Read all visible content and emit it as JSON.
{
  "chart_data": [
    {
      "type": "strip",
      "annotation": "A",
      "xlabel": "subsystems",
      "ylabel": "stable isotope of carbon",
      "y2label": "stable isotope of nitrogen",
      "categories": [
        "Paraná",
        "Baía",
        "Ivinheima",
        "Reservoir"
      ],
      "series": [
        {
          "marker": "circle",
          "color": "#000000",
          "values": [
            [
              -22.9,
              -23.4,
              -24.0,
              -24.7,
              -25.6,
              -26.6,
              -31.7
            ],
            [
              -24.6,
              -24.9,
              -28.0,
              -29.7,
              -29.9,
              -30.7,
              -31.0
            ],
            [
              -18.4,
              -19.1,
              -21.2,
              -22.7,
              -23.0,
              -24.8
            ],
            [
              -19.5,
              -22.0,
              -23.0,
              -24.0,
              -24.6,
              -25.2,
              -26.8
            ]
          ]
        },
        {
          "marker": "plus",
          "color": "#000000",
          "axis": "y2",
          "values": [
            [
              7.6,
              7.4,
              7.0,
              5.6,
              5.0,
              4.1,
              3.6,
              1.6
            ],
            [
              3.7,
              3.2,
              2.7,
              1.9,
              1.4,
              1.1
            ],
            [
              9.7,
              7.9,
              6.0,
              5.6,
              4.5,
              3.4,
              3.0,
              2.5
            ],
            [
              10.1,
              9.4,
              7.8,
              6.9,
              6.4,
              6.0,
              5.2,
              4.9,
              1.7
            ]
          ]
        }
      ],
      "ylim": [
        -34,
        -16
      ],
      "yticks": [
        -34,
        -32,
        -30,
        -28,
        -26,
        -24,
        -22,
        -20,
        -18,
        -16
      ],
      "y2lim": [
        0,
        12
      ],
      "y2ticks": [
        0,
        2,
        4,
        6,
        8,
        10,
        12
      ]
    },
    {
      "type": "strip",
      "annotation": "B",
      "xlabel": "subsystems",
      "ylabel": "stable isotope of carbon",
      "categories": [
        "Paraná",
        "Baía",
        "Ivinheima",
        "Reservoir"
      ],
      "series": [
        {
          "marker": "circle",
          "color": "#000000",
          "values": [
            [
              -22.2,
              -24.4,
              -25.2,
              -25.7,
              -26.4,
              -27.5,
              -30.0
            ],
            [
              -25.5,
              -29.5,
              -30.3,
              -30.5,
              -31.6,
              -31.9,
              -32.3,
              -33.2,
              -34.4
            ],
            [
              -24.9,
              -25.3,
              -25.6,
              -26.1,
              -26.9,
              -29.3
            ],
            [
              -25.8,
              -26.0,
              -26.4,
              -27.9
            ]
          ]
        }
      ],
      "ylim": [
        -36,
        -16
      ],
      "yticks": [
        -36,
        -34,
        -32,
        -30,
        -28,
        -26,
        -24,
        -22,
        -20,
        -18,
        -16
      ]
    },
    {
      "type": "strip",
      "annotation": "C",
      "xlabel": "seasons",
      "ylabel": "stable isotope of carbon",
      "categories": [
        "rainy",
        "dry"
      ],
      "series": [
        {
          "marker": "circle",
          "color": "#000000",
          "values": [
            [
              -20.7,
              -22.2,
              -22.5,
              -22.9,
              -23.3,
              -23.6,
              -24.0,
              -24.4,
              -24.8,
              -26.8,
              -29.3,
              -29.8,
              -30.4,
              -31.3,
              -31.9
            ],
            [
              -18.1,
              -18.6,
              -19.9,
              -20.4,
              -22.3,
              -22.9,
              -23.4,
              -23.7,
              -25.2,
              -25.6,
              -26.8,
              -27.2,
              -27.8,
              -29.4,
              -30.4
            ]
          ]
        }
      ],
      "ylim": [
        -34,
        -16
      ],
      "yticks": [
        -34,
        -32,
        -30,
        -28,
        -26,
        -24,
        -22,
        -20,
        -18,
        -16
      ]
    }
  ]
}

_TO BE DONE_
Print every entry exactly as written.

_FINAL RESULT_
Read all visible content and emit it as JSON.
{
  "chart_data": [
    {
      "type": "strip",
      "annotation": "A",
      "xlabel": "subsystems",
      "ylabel": "stable isotope of carbon",
      "y2label": "stable isotope of nitrogen",
      "categories": [
        "Paraná",
        "Baía",
        "Ivinheima",
        "Reservoir"
      ],
      "series": [
        {
          "marker": "circle",
          "color": "#000000",
          "values": [
            [
              -22.9,
              -23.4,
              -24.0,
              -24.7,
              -25.6,
              -26.6,
              -31.7
            ],
            [
              -24.6,
              -24.9,
              -28.0,
              -29.7,
              -29.9,
              -30.7,
              -31.0
            ],
            [
              -18.4,
              -19.1,
              -21.2,
              -22.7,
              -23.0,
              -24.8
            ],
            [
              -19.5,
              -22.0,
              -23.0,
              -24.0,
              -24.6,
              -25.2,
              -26.8
            ]
          ]
        },
        {
          "marker": "plus",
          "color": "#000000",
          "axis": "y2",
          "values": [
            [
              7.6,
              7.4,
              7.0,
              5.6,
              5.0,
              4.1,
              3.6,
              1.6
            ],
            [
              3.7,
              3.2,
              2.7,
              1.9,
              1.4,
              1.1
            ],
            [
              9.7,
              7.9,
              6.0,
              5.6,
              4.5,
              3.4,
              3.0,
              2.5
            ],
            [
              10.1,
              9.4,
              7.8,
              6.9,
              6.4,
              6.0,
              5.2,
              4.9,
              1.7
            ]
          ]
        }
      ],
      "ylim": [
        -34,
        -16
      ],
      "yticks": [
        -34,
        -32,
        -30,
        -28,
        -26,
        -24,
        -22,
        -20,
        -18,
        -16
      ],
      "y2lim": [
        0,
        12
      ],
      "y2ticks": [
        0,
        2,
        4,
        6,
        8,
        10,
        12
      ]
    },
    {
      "type": "strip",
      "annotation": "B",
      "xlabel": "subsystems",
      "ylabel": "stable isotope of carbon",
      "categories": [
        "Paraná",
        "Baía",
        "Ivinheima",
        "Reservoir"
      ],
      "series": [
        {
          "marker": "circle",
          "color": "#000000",
          "values": [
            [
              -22.2,
              -24.4,
              -25.2,
              -25.7,
              -26.4,
              -27.5,
              -30.0
            ],
            [
              -25.5,
              -29.5,
              -30.3,
              -30.5,
              -31.6,
              -31.9,
              -32.3,
              -33.2,
              -34.4
            ],
            [
              -24.9,
              -25.3,
              -25.6,
              -26.1,
              -26.9,
              -29.3
            ],
            [
              -25.8,
              -26.0,
              -26.4,
              -27.9
            ]
          ]
        }
      ],
      "ylim": [
        -36,
        -16
      ],
      "yticks": [
        -36,
        -34,
        -32,
        -30,
        -28,
        -26,
        -24,
        -22,
        -20,
        -18,
        -16
      ]
    },
    {
      "type": "strip",
      "annotation": "C",
      "xlabel": "seasons",
      "ylabel": "stable isotope of carbon",
      "categories": [
        "rainy",
        "dry"
      ],
      "series": [
        {
          "marker": "circle",
          "color": "#000000",
          "values": [
            [
              -20.7,
              -22.2,
              -22.5,
              -22.9,
              -23.3,
              -23.6,
              -24.0,
              -24.4,
              -24.8,
              -26.8,
              -29.3,
              -29.8,
              -30.4,
              -31.3,
              -31.9
            ],
            [
              -18.1,
              -18.6,
              -19.9,
              -20.4,
              -22.3,
              -22.9,
              -23.4,
              -23.7,
              -25.2,
              -25.6,
              -26.8,
              -27.2,
              -27.8,
              -29.4,
              -30.4
            ]
          ]
        }
      ],
      "ylim": [
        -34,
        -16
      ],
      "yticks": [
        -34,
        -32,
        -30,
        -28,
        -26,
        -24,
        -22,
        -20,
        -18,
        -16
      ]
    }
  ]
}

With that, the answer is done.